## Provided information
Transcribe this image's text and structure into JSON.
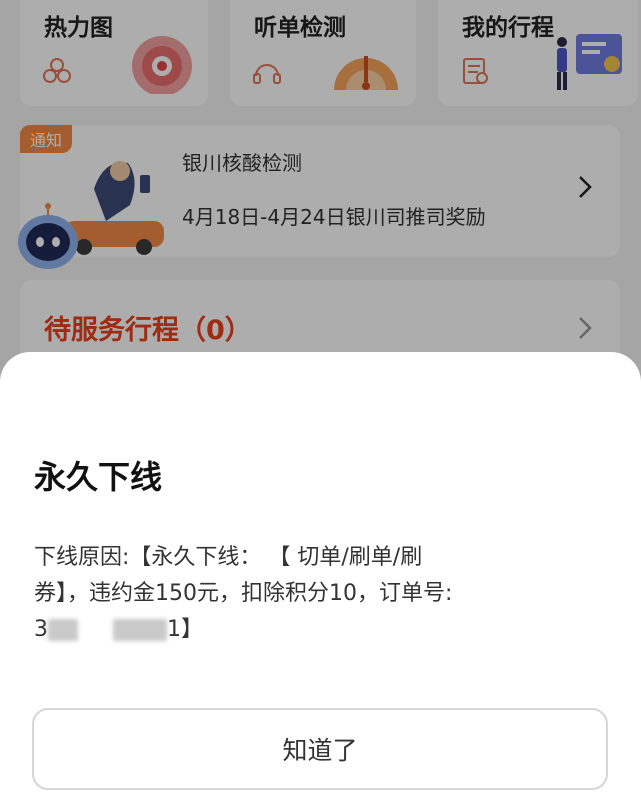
{
  "tiles": [
    {
      "title": "热力图"
    },
    {
      "title": "听单检测"
    },
    {
      "title": "我的行程"
    }
  ],
  "notice": {
    "badge": "通知",
    "title": "银川核酸检测",
    "description": "4月18日-4月24日银川司推司奖励"
  },
  "pending": {
    "label": "待服务行程（0）"
  },
  "dialog": {
    "title": "永久下线",
    "reason_line1": "下线原因:【永久下线：  【 切单/刷单/刷",
    "reason_line2": "券】，违约金150元，扣除积分10，订单号:",
    "order_prefix": "3",
    "order_suffix": "1】",
    "confirm_label": "知道了"
  },
  "colors": {
    "accent_red": "#e8411b",
    "badge_orange": "#f08a45"
  },
  "icons": [
    "heatmap-icon",
    "listen-check-icon",
    "trips-icon",
    "robot-assistant-icon",
    "chevron-right-icon"
  ]
}
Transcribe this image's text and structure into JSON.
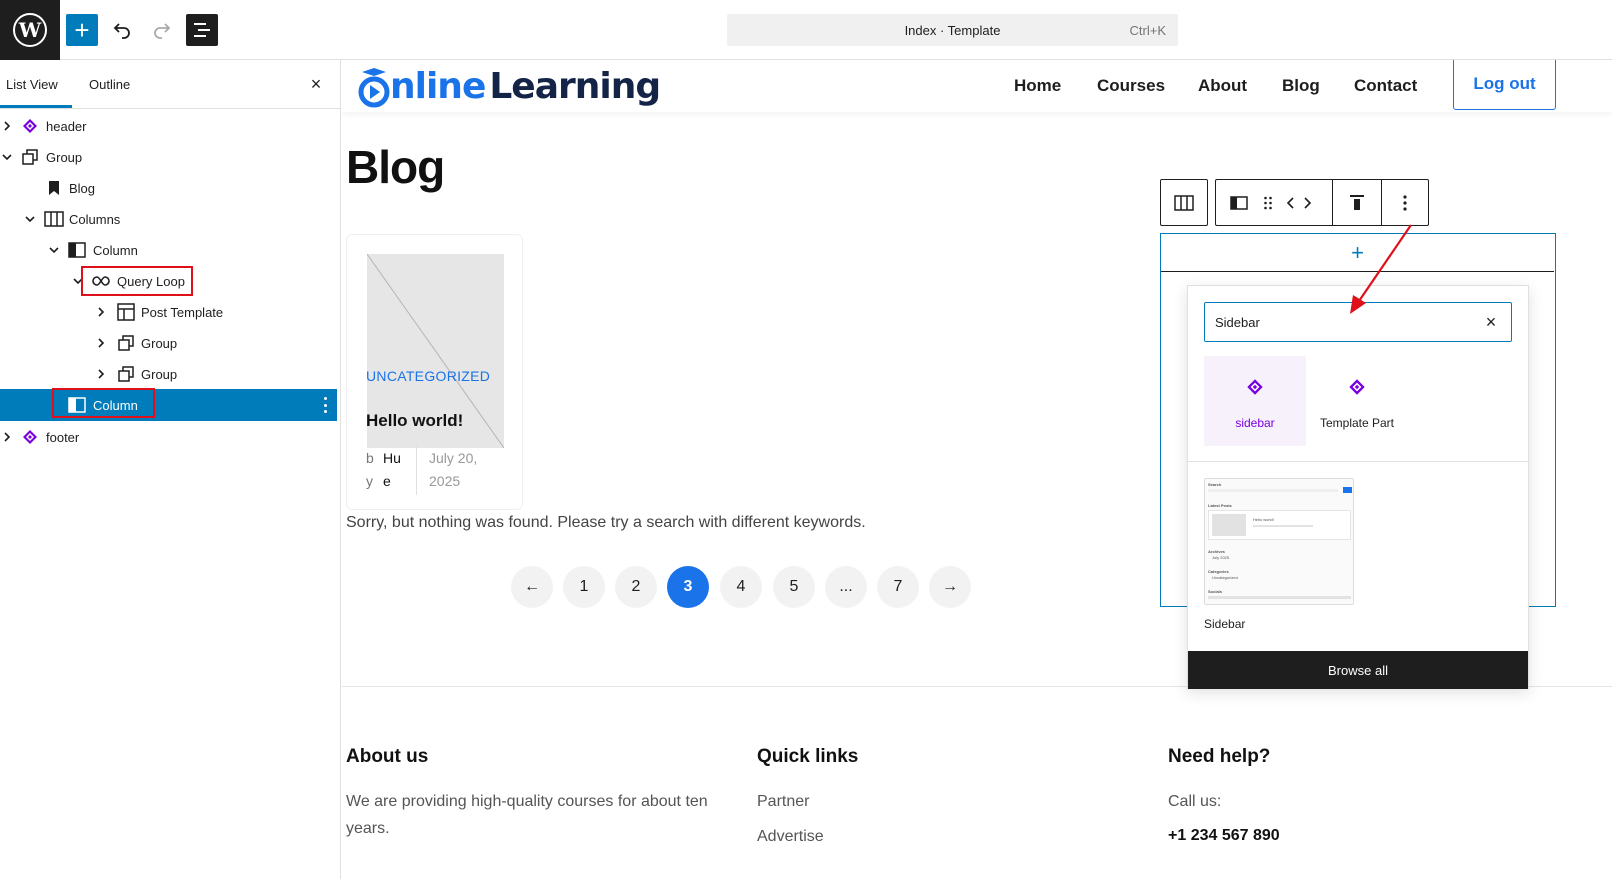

## Aim of the exercise
Reproduce every line of the listing above in which the string "永久下线" appears.

## Output of the exercise
    "title": "永久下线",
    "reason_line1": "下线原因:【永久下线：  【 切单/刷单/刷",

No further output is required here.